= DIRECTIONS FOR THIS TASK =
Everything in the listing should be restated word for word.

= SUPPLIED DATA =

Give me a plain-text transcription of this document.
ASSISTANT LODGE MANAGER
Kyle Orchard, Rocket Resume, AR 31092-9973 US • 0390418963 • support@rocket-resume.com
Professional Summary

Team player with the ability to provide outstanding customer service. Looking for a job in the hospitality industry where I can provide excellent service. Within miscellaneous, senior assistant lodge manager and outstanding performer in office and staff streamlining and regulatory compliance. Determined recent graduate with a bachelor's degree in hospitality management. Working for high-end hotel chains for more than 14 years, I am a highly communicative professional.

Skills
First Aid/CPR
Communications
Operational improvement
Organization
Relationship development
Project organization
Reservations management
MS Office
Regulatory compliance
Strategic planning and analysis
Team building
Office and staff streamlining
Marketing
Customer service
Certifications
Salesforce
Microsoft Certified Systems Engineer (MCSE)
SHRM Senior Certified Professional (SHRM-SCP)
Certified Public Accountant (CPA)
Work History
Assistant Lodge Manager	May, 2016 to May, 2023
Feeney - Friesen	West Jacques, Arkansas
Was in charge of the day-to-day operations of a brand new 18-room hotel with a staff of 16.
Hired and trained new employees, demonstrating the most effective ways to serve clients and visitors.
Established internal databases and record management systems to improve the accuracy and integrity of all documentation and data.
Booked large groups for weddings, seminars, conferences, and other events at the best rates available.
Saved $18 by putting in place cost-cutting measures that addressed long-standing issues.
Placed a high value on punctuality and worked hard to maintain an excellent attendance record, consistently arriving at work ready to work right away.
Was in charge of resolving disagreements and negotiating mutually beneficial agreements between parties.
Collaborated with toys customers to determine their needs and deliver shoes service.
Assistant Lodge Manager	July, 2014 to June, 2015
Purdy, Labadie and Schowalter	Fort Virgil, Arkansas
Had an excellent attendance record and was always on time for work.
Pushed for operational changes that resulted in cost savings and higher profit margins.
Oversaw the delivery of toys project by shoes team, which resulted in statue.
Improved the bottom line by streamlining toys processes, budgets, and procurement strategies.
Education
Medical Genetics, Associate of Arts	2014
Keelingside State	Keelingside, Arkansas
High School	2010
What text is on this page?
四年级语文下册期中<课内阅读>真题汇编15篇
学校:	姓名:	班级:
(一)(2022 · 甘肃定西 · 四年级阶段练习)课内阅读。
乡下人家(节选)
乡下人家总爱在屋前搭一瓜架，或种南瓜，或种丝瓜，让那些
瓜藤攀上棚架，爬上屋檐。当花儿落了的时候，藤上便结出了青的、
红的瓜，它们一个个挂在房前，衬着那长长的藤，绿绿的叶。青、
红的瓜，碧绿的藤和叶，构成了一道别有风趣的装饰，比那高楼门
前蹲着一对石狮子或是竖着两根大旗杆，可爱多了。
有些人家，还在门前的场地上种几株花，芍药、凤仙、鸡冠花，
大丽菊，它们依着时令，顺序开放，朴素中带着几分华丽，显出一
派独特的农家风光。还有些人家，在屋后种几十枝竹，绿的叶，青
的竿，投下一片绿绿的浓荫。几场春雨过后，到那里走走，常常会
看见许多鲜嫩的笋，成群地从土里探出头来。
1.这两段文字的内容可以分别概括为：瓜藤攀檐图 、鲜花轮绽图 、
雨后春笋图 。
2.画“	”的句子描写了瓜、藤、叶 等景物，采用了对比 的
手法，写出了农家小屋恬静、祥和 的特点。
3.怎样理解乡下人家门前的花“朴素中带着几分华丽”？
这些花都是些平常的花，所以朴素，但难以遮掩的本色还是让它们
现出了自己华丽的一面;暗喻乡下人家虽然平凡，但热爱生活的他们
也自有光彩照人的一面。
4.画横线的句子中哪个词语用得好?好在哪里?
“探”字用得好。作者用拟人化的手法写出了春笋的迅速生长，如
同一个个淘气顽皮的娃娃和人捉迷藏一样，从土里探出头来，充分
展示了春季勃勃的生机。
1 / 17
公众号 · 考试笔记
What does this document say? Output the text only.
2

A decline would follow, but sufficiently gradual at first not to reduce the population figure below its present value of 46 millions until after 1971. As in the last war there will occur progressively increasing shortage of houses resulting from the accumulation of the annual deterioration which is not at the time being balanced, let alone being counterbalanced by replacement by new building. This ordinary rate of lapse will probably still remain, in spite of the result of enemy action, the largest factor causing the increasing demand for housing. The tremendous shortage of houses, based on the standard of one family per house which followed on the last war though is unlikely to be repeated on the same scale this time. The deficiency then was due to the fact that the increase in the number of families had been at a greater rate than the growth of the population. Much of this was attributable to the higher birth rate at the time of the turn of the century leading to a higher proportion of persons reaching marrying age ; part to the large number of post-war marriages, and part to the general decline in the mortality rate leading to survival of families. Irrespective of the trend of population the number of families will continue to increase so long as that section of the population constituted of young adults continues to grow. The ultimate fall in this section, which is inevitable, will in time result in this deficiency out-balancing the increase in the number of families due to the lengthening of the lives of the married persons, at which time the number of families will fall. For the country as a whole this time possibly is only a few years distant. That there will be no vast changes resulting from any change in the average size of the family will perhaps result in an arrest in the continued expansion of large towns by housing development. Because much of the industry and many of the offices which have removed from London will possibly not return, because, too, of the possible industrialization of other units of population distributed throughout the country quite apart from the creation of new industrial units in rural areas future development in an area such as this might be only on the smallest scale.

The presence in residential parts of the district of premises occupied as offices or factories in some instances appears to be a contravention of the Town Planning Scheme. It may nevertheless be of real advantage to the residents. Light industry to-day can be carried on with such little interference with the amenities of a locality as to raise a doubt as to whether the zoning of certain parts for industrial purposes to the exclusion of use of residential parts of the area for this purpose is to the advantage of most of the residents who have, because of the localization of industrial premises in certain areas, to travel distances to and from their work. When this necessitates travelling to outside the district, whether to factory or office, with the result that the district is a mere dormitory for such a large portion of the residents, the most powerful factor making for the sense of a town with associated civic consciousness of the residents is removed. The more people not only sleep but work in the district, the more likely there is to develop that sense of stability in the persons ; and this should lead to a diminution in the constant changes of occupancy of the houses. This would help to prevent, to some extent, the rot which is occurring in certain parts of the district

= RESPONSE FOR THIS EXERCISE =
Give me a plain-text transcription of this document.
ASSISTANT LODGE MANAGER
Kyle Orchard, Rocket Resume, AR 31092-9973 US • 0390418963 • support@rocket-resume.com
Professional Summary

Team player with the ability to provide outstanding customer service. Looking for a job in the hospitality industry where I can provide excellent service. Within miscellaneous, senior assistant lodge manager and outstanding performer in office and staff streamlining and regulatory compliance. Determined recent graduate with a bachelor's degree in hospitality management. Working for high-end hotel chains for more than 14 years, I am a highly communicative professional.

Skills
First Aid/CPR
Communications
Operational improvement
Organization
Relationship development
Project organization
Reservations management
MS Office
Regulatory compliance
Strategic planning and analysis
Team building
Office and staff streamlining
Marketing
Customer service
Certifications
Salesforce
Microsoft Certified Systems Engineer (MCSE)
SHRM Senior Certified Professional (SHRM-SCP)
Certified Public Accountant (CPA)
Work History
Assistant Lodge Manager	May, 2016 to May, 2023
Feeney - Friesen	West Jacques, Arkansas
Was in charge of the day-to-day operations of a brand new 18-room hotel with a staff of 16.
Hired and trained new employees, demonstrating the most effective ways to serve clients and visitors.
Established internal databases and record management systems to improve the accuracy and integrity of all documentation and data.
Booked large groups for weddings, seminars, conferences, and other events at the best rates available.
Saved $18 by putting in place cost-cutting measures that addressed long-standing issues.
Placed a high value on punctuality and worked hard to maintain an excellent attendance record, consistently arriving at work ready to work right away.
Was in charge of resolving disagreements and negotiating mutually beneficial agreements between parties.
Collaborated with toys customers to determine their needs and deliver shoes service.
Assistant Lodge Manager	July, 2014 to June, 2015
Purdy, Labadie and Schowalter	Fort Virgil, Arkansas
Had an excellent attendance record and was always on time for work.
Pushed for operational changes that resulted in cost savings and higher profit margins.
Oversaw the delivery of toys project by shoes team, which resulted in statue.
Improved the bottom line by streamlining toys processes, budgets, and procurement strategies.
Education
Medical Genetics, Associate of Arts	2014
Keelingside State	Keelingside, Arkansas
High School	2010
What text is on this page?
四年级语文下册期中<课内阅读>真题汇编15篇
学校:	姓名:	班级:
(一)(2022 · 甘肃定西 · 四年级阶段练习)课内阅读。
乡下人家(节选)
乡下人家总爱在屋前搭一瓜架，或种南瓜，或种丝瓜，让那些
瓜藤攀上棚架，爬上屋檐。当花儿落了的时候，藤上便结出了青的、
红的瓜，它们一个个挂在房前，衬着那长长的藤，绿绿的叶。青、
红的瓜，碧绿的藤和叶，构成了一道别有风趣的装饰，比那高楼门
前蹲着一对石狮子或是竖着两根大旗杆，可爱多了。
有些人家，还在门前的场地上种几株花，芍药、凤仙、鸡冠花，
大丽菊，它们依着时令，顺序开放，朴素中带着几分华丽，显出一
派独特的农家风光。还有些人家，在屋后种几十枝竹，绿的叶，青
的竿，投下一片绿绿的浓荫。几场春雨过后，到那里走走，常常会
看见许多鲜嫩的笋，成群地从土里探出头来。
1.这两段文字的内容可以分别概括为：瓜藤攀檐图 、鲜花轮绽图 、
雨后春笋图 。
2.画“	”的句子描写了瓜、藤、叶 等景物，采用了对比 的
手法，写出了农家小屋恬静、祥和 的特点。
3.怎样理解乡下人家门前的花“朴素中带着几分华丽”？
这些花都是些平常的花，所以朴素，但难以遮掩的本色还是让它们
现出了自己华丽的一面;暗喻乡下人家虽然平凡，但热爱生活的他们
也自有光彩照人的一面。
4.画横线的句子中哪个词语用得好?好在哪里?
“探”字用得好。作者用拟人化的手法写出了春笋的迅速生长，如
同一个个淘气顽皮的娃娃和人捉迷藏一样，从土里探出头来，充分
展示了春季勃勃的生机。
1 / 17
公众号 · 考试笔记
What does this document say? Output the text only.
2

A decline would follow, but sufficiently gradual at first not to reduce the population figure below its present value of 46 millions until after 1971. As in the last war there will occur progressively increasing shortage of houses resulting from the accumulation of the annual deterioration which is not at the time being balanced, let alone being counterbalanced by replacement by new building. This ordinary rate of lapse will probably still remain, in spite of the result of enemy action, the largest factor causing the increasing demand for housing. The tremendous shortage of houses, based on the standard of one family per house which followed on the last war though is unlikely to be repeated on the same scale this time. The deficiency then was due to the fact that the increase in the number of families had been at a greater rate than the growth of the population. Much of this was attributable to the higher birth rate at the time of the turn of the century leading to a higher proportion of persons reaching marrying age ; part to the large number of post-war marriages, and part to the general decline in the mortality rate leading to survival of families. Irrespective of the trend of population the number of families will continue to increase so long as that section of the population constituted of young adults continues to grow. The ultimate fall in this section, which is inevitable, will in time result in this deficiency out-balancing the increase in the number of families due to the lengthening of the lives of the married persons, at which time the number of families will fall. For the country as a whole this time possibly is only a few years distant. That there will be no vast changes resulting from any change in the average size of the family will perhaps result in an arrest in the continued expansion of large towns by housing development. Because much of the industry and many of the offices which have removed from London will possibly not return, because, too, of the possible industrialization of other units of population distributed throughout the country quite apart from the creation of new industrial units in rural areas future development in an area such as this might be only on the smallest scale.

The presence in residential parts of the district of premises occupied as offices or factories in some instances appears to be a contravention of the Town Planning Scheme. It may nevertheless be of real advantage to the residents. Light industry to-day can be carried on with such little interference with the amenities of a locality as to raise a doubt as to whether the zoning of certain parts for industrial purposes to the exclusion of use of residential parts of the area for this purpose is to the advantage of most of the residents who have, because of the localization of industrial premises in certain areas, to travel distances to and from their work. When this necessitates travelling to outside the district, whether to factory or office, with the result that the district is a mere dormitory for such a large portion of the residents, the most powerful factor making for the sense of a town with associated civic consciousness of the residents is removed. The more people not only sleep but work in the district, the more likely there is to develop that sense of stability in the persons ; and this should lead to a diminution in the constant changes of occupancy of the houses. This would help to prevent, to some extent, the rot which is occurring in certain parts of the district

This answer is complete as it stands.